## ROWS
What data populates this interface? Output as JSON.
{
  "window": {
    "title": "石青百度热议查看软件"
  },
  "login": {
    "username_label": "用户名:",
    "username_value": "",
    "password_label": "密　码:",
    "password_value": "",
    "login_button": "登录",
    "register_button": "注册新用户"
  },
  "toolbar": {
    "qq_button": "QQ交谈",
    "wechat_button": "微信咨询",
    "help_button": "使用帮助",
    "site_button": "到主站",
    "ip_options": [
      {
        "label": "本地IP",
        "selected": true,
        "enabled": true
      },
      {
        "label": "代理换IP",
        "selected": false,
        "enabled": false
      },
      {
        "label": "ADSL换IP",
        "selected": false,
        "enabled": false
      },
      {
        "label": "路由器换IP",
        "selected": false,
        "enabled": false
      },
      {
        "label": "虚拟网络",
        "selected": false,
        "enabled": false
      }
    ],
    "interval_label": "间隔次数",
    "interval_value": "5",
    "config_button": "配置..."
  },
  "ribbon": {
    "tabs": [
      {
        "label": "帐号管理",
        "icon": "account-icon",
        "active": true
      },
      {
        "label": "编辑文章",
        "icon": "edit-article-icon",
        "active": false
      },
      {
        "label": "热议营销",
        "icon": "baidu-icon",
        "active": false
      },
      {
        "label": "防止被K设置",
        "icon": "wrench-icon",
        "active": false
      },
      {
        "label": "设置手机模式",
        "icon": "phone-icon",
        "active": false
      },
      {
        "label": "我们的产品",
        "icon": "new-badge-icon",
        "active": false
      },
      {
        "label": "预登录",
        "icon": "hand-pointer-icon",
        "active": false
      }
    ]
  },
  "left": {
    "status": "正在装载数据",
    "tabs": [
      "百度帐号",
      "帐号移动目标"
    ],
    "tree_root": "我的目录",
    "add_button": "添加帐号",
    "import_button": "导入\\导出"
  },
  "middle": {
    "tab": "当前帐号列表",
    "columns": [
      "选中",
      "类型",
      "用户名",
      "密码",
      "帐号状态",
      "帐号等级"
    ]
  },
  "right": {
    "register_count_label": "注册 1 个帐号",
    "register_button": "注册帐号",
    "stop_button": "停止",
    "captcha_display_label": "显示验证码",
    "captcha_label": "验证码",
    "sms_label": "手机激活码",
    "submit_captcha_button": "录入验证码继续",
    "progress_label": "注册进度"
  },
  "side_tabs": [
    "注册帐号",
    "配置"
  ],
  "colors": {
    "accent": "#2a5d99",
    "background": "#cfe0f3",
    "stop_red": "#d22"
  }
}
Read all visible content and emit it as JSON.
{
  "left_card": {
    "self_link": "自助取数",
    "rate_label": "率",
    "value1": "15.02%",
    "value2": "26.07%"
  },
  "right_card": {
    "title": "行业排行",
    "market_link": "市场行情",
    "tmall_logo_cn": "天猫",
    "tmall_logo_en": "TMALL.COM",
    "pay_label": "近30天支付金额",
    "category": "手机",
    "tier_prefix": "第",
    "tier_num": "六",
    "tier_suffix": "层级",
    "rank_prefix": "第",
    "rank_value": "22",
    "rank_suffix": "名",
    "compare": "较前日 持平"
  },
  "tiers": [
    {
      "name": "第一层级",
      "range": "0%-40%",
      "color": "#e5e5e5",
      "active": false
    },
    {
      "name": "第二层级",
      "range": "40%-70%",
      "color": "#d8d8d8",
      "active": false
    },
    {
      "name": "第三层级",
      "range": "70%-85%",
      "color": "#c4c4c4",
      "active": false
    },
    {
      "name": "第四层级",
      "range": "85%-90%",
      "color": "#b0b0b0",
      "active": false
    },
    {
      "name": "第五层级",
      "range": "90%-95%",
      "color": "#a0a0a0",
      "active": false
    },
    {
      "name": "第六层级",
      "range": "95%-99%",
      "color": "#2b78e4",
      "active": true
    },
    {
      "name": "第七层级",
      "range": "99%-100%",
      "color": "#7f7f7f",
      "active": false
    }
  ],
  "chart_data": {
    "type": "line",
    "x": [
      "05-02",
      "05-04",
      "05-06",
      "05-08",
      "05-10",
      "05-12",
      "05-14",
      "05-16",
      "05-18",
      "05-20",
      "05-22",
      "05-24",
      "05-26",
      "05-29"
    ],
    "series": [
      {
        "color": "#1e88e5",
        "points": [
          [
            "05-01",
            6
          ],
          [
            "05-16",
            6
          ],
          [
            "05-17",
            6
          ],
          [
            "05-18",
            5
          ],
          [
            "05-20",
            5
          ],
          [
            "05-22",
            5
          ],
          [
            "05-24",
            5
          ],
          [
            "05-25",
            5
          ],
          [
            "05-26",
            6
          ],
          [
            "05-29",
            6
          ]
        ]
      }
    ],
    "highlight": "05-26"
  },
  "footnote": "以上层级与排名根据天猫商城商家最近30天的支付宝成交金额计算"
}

## STATED EXERCISE
Quote the listing in full, please, keeping every line exact.

## COMPLETED EXERCISE
What data populates this interface? Output as JSON.
{
  "window": {
    "title": "石青百度热议查看软件"
  },
  "login": {
    "username_label": "用户名:",
    "username_value": "",
    "password_label": "密　码:",
    "password_value": "",
    "login_button": "登录",
    "register_button": "注册新用户"
  },
  "toolbar": {
    "qq_button": "QQ交谈",
    "wechat_button": "微信咨询",
    "help_button": "使用帮助",
    "site_button": "到主站",
    "ip_options": [
      {
        "label": "本地IP",
        "selected": true,
        "enabled": true
      },
      {
        "label": "代理换IP",
        "selected": false,
        "enabled": false
      },
      {
        "label": "ADSL换IP",
        "selected": false,
        "enabled": false
      },
      {
        "label": "路由器换IP",
        "selected": false,
        "enabled": false
      },
      {
        "label": "虚拟网络",
        "selected": false,
        "enabled": false
      }
    ],
    "interval_label": "间隔次数",
    "interval_value": "5",
    "config_button": "配置..."
  },
  "ribbon": {
    "tabs": [
      {
        "label": "帐号管理",
        "icon": "account-icon",
        "active": true
      },
      {
        "label": "编辑文章",
        "icon": "edit-article-icon",
        "active": false
      },
      {
        "label": "热议营销",
        "icon": "baidu-icon",
        "active": false
      },
      {
        "label": "防止被K设置",
        "icon": "wrench-icon",
        "active": false
      },
      {
        "label": "设置手机模式",
        "icon": "phone-icon",
        "active": false
      },
      {
        "label": "我们的产品",
        "icon": "new-badge-icon",
        "active": false
      },
      {
        "label": "预登录",
        "icon": "hand-pointer-icon",
        "active": false
      }
    ]
  },
  "left": {
    "status": "正在装载数据",
    "tabs": [
      "百度帐号",
      "帐号移动目标"
    ],
    "tree_root": "我的目录",
    "add_button": "添加帐号",
    "import_button": "导入\\导出"
  },
  "middle": {
    "tab": "当前帐号列表",
    "columns": [
      "选中",
      "类型",
      "用户名",
      "密码",
      "帐号状态",
      "帐号等级"
    ]
  },
  "right": {
    "register_count_label": "注册 1 个帐号",
    "register_button": "注册帐号",
    "stop_button": "停止",
    "captcha_display_label": "显示验证码",
    "captcha_label": "验证码",
    "sms_label": "手机激活码",
    "submit_captcha_button": "录入验证码继续",
    "progress_label": "注册进度"
  },
  "side_tabs": [
    "注册帐号",
    "配置"
  ],
  "colors": {
    "accent": "#2a5d99",
    "background": "#cfe0f3",
    "stop_red": "#d22"
  }
}
Read all visible content and emit it as JSON.
{
  "left_card": {
    "self_link": "自助取数",
    "rate_label": "率",
    "value1": "15.02%",
    "value2": "26.07%"
  },
  "right_card": {
    "title": "行业排行",
    "market_link": "市场行情",
    "tmall_logo_cn": "天猫",
    "tmall_logo_en": "TMALL.COM",
    "pay_label": "近30天支付金额",
    "category": "手机",
    "tier_prefix": "第",
    "tier_num": "六",
    "tier_suffix": "层级",
    "rank_prefix": "第",
    "rank_value": "22",
    "rank_suffix": "名",
    "compare": "较前日 持平"
  },
  "tiers": [
    {
      "name": "第一层级",
      "range": "0%-40%",
      "color": "#e5e5e5",
      "active": false
    },
    {
      "name": "第二层级",
      "range": "40%-70%",
      "color": "#d8d8d8",
      "active": false
    },
    {
      "name": "第三层级",
      "range": "70%-85%",
      "color": "#c4c4c4",
      "active": false
    },
    {
      "name": "第四层级",
      "range": "85%-90%",
      "color": "#b0b0b0",
      "active": false
    },
    {
      "name": "第五层级",
      "range": "90%-95%",
      "color": "#a0a0a0",
      "active": false
    },
    {
      "name": "第六层级",
      "range": "95%-99%",
      "color": "#2b78e4",
      "active": true
    },
    {
      "name": "第七层级",
      "range": "99%-100%",
      "color": "#7f7f7f",
      "active": false
    }
  ],
  "chart_data": {
    "type": "line",
    "x": [
      "05-02",
      "05-04",
      "05-06",
      "05-08",
      "05-10",
      "05-12",
      "05-14",
      "05-16",
      "05-18",
      "05-20",
      "05-22",
      "05-24",
      "05-26",
      "05-29"
    ],
    "series": [
      {
        "color": "#1e88e5",
        "points": [
          [
            "05-01",
            6
          ],
          [
            "05-16",
            6
          ],
          [
            "05-17",
            6
          ],
          [
            "05-18",
            5
          ],
          [
            "05-20",
            5
          ],
          [
            "05-22",
            5
          ],
          [
            "05-24",
            5
          ],
          [
            "05-25",
            5
          ],
          [
            "05-26",
            6
          ],
          [
            "05-29",
            6
          ]
        ]
      }
    ],
    "highlight": "05-26"
  },
  "footnote": "以上层级与排名根据天猫商城商家最近30天的支付宝成交金额计算"
}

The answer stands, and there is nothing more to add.